start Excerpted records

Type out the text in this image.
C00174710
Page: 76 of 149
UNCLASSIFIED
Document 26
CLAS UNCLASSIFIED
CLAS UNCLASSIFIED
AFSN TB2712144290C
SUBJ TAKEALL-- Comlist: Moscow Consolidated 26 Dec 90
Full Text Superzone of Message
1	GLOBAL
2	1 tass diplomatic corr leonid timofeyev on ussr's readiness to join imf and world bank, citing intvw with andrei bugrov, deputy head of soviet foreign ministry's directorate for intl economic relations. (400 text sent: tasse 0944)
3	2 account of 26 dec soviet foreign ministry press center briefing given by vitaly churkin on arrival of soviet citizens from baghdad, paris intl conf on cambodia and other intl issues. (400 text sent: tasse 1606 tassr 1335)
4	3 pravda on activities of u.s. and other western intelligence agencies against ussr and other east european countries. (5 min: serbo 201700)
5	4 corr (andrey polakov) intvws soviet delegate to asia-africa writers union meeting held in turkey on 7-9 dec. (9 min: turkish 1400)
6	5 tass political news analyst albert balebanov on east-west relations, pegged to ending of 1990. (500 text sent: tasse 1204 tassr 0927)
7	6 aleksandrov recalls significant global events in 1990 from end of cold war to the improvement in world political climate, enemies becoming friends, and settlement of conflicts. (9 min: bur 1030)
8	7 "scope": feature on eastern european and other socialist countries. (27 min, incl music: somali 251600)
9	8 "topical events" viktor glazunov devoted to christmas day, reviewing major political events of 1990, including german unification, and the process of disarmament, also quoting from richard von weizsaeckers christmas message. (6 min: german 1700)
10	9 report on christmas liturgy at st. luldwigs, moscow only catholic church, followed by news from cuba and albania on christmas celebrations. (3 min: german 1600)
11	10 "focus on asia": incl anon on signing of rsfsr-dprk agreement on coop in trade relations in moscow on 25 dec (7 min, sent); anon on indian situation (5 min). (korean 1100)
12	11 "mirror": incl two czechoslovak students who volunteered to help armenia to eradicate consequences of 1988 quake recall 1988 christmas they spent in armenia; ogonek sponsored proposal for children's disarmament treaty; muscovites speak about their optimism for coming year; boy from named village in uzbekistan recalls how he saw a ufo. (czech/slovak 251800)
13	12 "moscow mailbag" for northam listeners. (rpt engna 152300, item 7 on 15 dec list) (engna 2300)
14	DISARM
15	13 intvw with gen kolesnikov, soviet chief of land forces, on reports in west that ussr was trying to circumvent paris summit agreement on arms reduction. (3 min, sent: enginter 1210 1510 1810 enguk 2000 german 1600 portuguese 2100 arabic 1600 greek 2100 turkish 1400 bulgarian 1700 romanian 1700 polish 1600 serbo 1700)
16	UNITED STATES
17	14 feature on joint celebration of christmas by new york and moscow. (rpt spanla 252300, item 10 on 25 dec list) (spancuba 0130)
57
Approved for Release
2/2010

end Excerpted records

Challenge
Using the exact wording, write out all of the records.

Correct output
Type out the text in this image.
C00174710
Page: 76 of 149
UNCLASSIFIED
Document 26
CLAS UNCLASSIFIED
CLAS UNCLASSIFIED
AFSN TB2712144290C
SUBJ TAKEALL-- Comlist: Moscow Consolidated 26 Dec 90
Full Text Superzone of Message
1	GLOBAL
2	1 tass diplomatic corr leonid timofeyev on ussr's readiness to join imf and world bank, citing intvw with andrei bugrov, deputy head of soviet foreign ministry's directorate for intl economic relations. (400 text sent: tasse 0944)
3	2 account of 26 dec soviet foreign ministry press center briefing given by vitaly churkin on arrival of soviet citizens from baghdad, paris intl conf on cambodia and other intl issues. (400 text sent: tasse 1606 tassr 1335)
4	3 pravda on activities of u.s. and other western intelligence agencies against ussr and other east european countries. (5 min: serbo 201700)
5	4 corr (andrey polakov) intvws soviet delegate to asia-africa writers union meeting held in turkey on 7-9 dec. (9 min: turkish 1400)
6	5 tass political news analyst albert balebanov on east-west relations, pegged to ending of 1990. (500 text sent: tasse 1204 tassr 0927)
7	6 aleksandrov recalls significant global events in 1990 from end of cold war to the improvement in world political climate, enemies becoming friends, and settlement of conflicts. (9 min: bur 1030)
8	7 "scope": feature on eastern european and other socialist countries. (27 min, incl music: somali 251600)
9	8 "topical events" viktor glazunov devoted to christmas day, reviewing major political events of 1990, including german unification, and the process of disarmament, also quoting from richard von weizsaeckers christmas message. (6 min: german 1700)
10	9 report on christmas liturgy at st. luldwigs, moscow only catholic church, followed by news from cuba and albania on christmas celebrations. (3 min: german 1600)
11	10 "focus on asia": incl anon on signing of rsfsr-dprk agreement on coop in trade relations in moscow on 25 dec (7 min, sent); anon on indian situation (5 min). (korean 1100)
12	11 "mirror": incl two czechoslovak students who volunteered to help armenia to eradicate consequences of 1988 quake recall 1988 christmas they spent in armenia; ogonek sponsored proposal for children's disarmament treaty; muscovites speak about their optimism for coming year; boy from named village in uzbekistan recalls how he saw a ufo. (czech/slovak 251800)
13	12 "moscow mailbag" for northam listeners. (rpt engna 152300, item 7 on 15 dec list) (engna 2300)
14	DISARM
15	13 intvw with gen kolesnikov, soviet chief of land forces, on reports in west that ussr was trying to circumvent paris summit agreement on arms reduction. (3 min, sent: enginter 1210 1510 1810 enguk 2000 german 1600 portuguese 2100 arabic 1600 greek 2100 turkish 1400 bulgarian 1700 romanian 1700 polish 1600 serbo 1700)
16	UNITED STATES
17	14 feature on joint celebration of christmas by new york and moscow. (rpt spanla 252300, item 10 on 25 dec list) (spancuba 0130)
57
Approved for Release
2/2010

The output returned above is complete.